━━ Records for this exercise ━━

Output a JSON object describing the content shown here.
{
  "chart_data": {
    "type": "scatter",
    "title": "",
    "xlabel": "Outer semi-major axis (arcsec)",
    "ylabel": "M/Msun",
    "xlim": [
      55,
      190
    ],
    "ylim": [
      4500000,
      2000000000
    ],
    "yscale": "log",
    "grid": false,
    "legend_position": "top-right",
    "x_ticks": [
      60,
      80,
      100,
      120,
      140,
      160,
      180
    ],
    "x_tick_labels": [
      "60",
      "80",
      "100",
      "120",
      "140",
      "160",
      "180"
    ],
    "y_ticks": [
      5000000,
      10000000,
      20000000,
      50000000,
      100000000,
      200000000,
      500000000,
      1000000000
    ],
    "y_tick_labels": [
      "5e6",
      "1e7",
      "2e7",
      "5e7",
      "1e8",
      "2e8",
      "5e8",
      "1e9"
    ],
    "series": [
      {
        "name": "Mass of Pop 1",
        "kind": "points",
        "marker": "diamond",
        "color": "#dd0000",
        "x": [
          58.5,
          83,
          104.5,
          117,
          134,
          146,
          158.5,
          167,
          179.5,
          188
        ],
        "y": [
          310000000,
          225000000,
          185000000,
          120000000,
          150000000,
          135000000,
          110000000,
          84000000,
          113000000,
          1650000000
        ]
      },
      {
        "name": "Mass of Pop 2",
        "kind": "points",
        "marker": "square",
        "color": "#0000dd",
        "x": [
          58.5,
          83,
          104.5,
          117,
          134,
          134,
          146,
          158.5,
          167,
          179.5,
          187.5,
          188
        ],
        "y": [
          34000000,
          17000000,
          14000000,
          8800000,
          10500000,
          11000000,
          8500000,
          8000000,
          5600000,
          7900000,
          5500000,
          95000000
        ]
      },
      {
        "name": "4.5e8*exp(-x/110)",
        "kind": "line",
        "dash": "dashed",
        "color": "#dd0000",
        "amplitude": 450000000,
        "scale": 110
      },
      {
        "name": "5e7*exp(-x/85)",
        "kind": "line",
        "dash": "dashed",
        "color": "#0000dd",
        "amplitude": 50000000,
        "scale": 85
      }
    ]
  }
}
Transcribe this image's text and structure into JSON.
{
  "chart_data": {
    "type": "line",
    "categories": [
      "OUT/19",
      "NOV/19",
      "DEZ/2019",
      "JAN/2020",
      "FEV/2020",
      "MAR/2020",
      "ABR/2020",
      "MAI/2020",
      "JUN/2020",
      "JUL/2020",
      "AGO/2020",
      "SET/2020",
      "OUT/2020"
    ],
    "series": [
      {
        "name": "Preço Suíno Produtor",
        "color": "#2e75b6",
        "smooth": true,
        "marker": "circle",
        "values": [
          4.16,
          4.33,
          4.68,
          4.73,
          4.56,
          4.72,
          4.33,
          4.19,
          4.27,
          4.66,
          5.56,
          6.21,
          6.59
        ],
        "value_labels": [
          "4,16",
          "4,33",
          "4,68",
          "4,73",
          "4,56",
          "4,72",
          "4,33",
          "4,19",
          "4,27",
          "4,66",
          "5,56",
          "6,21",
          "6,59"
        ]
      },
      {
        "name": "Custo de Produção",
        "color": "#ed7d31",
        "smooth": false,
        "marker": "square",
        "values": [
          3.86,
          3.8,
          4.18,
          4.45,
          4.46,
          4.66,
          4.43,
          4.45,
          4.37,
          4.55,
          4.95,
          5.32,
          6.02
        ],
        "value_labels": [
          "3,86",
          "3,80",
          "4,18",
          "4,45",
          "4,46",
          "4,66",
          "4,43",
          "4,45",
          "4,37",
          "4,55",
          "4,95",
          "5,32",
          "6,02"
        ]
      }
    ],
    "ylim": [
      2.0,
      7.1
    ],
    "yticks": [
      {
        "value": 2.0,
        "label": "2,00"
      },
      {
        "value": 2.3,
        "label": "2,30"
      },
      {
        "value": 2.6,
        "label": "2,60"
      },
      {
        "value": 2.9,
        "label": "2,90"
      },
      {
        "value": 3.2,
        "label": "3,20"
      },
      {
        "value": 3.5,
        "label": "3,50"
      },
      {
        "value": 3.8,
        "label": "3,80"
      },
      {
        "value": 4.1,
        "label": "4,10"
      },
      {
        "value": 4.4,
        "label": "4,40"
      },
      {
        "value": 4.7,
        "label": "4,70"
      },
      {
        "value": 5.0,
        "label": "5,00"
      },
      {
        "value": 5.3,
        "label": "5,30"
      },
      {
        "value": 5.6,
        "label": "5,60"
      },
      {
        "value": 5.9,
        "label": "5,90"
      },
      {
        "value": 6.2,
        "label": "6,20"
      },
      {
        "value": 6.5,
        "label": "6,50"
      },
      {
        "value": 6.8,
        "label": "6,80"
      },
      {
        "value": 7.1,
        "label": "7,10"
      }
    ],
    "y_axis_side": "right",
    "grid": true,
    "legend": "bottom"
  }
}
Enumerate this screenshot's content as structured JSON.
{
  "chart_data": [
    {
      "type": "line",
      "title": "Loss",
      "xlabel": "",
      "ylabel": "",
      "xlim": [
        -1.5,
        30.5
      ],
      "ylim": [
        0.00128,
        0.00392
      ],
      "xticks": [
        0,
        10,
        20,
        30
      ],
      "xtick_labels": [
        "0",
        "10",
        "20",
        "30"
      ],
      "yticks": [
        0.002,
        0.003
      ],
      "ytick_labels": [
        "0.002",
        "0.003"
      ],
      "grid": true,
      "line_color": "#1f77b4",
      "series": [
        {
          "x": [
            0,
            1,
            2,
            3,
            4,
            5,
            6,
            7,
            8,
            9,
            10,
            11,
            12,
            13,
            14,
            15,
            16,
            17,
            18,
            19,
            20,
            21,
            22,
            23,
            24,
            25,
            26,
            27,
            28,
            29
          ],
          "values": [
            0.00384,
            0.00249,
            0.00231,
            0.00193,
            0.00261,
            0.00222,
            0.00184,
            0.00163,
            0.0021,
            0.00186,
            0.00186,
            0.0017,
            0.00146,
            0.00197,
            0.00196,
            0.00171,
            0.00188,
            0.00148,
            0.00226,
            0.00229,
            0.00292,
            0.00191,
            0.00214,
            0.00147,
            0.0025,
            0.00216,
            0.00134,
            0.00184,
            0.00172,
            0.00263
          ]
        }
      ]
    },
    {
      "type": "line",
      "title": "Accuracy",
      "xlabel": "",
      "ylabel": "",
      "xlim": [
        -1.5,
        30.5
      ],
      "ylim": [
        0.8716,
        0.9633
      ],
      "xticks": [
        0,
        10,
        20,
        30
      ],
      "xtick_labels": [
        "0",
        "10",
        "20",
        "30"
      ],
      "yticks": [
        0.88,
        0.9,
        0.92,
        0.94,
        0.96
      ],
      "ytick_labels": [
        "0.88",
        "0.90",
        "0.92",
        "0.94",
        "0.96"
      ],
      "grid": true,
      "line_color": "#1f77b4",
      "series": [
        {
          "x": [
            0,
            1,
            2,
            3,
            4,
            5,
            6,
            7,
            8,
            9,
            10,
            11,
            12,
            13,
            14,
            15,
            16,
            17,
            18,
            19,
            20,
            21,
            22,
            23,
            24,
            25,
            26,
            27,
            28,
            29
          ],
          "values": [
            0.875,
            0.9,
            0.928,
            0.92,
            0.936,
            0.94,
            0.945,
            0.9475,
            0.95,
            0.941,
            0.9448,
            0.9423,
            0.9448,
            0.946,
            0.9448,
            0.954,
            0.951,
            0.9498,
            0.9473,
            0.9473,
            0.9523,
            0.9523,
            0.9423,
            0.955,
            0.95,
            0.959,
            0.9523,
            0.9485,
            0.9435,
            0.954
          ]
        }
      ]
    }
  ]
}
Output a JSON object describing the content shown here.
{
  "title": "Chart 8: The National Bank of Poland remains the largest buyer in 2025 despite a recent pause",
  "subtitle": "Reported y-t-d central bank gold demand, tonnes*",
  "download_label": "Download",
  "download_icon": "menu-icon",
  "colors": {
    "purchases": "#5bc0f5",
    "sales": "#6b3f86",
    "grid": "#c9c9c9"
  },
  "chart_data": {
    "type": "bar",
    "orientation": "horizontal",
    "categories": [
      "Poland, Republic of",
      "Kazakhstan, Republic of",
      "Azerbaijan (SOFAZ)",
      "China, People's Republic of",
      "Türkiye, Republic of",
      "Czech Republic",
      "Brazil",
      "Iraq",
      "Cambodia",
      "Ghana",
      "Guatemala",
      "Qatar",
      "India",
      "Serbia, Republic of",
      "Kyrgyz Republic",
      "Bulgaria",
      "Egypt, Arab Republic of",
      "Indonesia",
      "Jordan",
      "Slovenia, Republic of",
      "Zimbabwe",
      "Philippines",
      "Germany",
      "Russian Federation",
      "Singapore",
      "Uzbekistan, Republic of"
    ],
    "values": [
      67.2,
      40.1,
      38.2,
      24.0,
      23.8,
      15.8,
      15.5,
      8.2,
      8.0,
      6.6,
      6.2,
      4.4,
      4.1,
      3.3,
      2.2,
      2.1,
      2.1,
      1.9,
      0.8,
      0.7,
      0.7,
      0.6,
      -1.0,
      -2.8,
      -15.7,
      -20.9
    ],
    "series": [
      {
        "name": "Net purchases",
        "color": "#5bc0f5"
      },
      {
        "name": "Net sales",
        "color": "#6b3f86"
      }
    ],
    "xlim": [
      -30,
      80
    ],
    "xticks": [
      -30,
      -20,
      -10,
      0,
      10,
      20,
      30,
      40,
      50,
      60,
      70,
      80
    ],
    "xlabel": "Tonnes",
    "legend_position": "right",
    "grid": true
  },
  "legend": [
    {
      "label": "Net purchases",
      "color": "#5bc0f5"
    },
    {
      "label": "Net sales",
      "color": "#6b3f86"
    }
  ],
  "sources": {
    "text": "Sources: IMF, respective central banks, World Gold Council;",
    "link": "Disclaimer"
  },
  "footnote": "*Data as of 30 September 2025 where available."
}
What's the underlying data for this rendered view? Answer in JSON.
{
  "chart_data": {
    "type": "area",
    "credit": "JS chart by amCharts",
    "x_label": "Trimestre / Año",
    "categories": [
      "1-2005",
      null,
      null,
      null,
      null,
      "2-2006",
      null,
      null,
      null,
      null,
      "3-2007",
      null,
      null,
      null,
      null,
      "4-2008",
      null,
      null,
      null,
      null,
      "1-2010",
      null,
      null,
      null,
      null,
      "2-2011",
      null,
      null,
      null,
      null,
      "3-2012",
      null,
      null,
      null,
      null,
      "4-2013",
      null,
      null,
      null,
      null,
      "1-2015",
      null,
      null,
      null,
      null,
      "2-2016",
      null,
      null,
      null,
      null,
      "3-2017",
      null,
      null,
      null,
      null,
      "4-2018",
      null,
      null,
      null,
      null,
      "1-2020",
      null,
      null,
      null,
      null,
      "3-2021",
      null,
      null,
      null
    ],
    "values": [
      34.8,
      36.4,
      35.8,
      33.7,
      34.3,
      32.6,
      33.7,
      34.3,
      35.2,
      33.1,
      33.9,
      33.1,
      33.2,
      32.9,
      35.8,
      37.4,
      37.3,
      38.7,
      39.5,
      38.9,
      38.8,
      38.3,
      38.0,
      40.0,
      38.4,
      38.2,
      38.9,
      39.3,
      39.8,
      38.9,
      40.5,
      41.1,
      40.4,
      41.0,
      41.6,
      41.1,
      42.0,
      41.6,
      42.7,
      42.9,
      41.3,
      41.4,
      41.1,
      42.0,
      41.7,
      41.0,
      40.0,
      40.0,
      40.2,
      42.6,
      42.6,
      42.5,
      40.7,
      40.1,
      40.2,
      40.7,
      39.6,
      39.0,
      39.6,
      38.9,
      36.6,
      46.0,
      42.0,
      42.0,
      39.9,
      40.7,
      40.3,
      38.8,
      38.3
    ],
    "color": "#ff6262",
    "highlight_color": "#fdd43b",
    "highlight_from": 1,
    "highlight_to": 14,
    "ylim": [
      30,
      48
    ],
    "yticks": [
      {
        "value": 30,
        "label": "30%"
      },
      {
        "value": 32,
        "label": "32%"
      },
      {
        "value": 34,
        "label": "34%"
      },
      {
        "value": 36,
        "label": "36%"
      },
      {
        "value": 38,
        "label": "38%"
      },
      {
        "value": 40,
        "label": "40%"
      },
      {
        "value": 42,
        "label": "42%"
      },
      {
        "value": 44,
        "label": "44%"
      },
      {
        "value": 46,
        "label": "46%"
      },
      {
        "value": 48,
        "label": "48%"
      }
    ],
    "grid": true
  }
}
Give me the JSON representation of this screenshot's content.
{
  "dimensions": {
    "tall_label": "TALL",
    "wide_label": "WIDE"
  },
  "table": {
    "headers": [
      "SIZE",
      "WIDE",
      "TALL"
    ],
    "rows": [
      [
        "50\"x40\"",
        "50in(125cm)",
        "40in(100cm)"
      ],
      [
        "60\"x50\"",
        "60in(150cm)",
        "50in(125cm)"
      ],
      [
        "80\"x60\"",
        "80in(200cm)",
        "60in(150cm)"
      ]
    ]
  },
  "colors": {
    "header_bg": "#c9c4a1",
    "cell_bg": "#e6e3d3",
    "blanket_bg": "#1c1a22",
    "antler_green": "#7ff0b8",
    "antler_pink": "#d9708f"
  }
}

━━━

## Exercise brief
Lines of the listing that contain the word "grid" are to be counted; report only their number.

## Output of the exercise
7